▶ [GIVEN PROBLEM] From the entries that follow, gather each line holding the word "text".

▶ [INPUT ROWS]

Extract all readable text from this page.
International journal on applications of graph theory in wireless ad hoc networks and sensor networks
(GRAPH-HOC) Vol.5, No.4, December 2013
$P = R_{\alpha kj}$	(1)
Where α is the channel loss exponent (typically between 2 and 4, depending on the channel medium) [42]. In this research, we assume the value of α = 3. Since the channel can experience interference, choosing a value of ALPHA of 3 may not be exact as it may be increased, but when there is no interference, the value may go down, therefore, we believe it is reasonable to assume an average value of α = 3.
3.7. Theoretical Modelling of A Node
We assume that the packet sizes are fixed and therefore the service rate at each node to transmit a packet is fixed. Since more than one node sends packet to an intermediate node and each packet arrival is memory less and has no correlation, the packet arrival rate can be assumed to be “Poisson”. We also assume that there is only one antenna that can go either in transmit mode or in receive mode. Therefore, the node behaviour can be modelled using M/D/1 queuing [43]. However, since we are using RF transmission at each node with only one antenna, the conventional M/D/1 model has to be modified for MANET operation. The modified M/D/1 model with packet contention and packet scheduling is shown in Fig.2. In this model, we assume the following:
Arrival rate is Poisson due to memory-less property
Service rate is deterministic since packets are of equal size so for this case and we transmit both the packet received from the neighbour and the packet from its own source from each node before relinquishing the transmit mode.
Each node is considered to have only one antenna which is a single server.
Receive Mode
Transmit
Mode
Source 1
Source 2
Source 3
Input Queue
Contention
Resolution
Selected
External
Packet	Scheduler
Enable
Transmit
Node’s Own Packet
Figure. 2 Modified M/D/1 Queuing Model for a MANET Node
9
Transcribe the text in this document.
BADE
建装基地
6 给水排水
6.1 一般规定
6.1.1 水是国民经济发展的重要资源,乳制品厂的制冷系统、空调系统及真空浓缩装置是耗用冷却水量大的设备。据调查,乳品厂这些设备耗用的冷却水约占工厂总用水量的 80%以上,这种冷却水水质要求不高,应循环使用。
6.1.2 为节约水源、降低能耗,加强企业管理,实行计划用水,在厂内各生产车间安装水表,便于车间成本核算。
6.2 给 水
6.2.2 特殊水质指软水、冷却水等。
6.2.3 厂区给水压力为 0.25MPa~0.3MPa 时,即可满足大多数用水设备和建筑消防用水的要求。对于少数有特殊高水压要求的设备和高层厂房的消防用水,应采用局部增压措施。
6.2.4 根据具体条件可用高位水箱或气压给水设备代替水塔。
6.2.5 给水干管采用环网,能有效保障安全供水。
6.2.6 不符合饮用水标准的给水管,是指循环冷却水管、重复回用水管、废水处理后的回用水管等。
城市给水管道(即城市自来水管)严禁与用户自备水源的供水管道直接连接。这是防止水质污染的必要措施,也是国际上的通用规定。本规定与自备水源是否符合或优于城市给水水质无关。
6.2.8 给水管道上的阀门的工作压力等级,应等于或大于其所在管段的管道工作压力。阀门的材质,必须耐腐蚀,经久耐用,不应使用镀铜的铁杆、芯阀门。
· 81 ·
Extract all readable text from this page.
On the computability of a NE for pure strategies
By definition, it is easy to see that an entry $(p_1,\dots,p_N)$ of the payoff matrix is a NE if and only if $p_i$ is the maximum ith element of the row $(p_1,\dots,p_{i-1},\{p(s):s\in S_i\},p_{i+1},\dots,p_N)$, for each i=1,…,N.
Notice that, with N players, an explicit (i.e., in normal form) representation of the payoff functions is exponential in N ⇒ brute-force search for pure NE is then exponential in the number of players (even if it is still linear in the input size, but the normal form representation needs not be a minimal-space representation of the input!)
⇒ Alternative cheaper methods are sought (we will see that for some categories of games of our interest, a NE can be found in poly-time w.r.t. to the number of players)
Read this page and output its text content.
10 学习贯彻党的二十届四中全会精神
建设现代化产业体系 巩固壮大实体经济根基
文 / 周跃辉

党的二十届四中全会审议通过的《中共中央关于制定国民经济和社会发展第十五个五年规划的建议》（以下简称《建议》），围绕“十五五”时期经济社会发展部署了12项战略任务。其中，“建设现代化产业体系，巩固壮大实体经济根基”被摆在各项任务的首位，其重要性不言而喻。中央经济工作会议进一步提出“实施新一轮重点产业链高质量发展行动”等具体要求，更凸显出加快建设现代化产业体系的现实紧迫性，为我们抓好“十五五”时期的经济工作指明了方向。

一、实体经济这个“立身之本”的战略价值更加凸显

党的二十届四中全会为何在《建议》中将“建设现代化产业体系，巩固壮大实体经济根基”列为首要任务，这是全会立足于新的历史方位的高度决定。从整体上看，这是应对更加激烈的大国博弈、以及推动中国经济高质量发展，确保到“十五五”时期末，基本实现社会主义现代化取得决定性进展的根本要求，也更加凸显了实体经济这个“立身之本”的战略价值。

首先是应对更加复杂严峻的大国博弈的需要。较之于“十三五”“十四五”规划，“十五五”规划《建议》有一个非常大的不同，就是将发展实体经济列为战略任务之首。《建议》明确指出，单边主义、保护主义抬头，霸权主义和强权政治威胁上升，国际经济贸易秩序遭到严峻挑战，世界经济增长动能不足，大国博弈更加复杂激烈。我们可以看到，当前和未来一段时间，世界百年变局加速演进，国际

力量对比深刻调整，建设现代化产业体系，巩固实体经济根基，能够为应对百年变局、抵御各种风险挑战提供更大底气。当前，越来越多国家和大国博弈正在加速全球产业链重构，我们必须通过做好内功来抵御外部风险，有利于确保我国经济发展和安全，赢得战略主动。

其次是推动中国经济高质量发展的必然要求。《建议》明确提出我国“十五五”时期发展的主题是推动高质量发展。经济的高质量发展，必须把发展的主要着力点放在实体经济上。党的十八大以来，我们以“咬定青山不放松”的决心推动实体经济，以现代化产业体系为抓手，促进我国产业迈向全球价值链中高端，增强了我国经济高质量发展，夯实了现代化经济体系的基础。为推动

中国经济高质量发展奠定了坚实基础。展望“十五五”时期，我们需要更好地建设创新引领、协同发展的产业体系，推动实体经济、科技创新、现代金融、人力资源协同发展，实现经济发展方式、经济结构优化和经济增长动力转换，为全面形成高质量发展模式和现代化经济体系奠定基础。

▶ [FINISHED EXERCISE]
Extract all readable text from this page.
Transcribe the text in this document.
Extract all readable text from this page.
Read this page and output its text content.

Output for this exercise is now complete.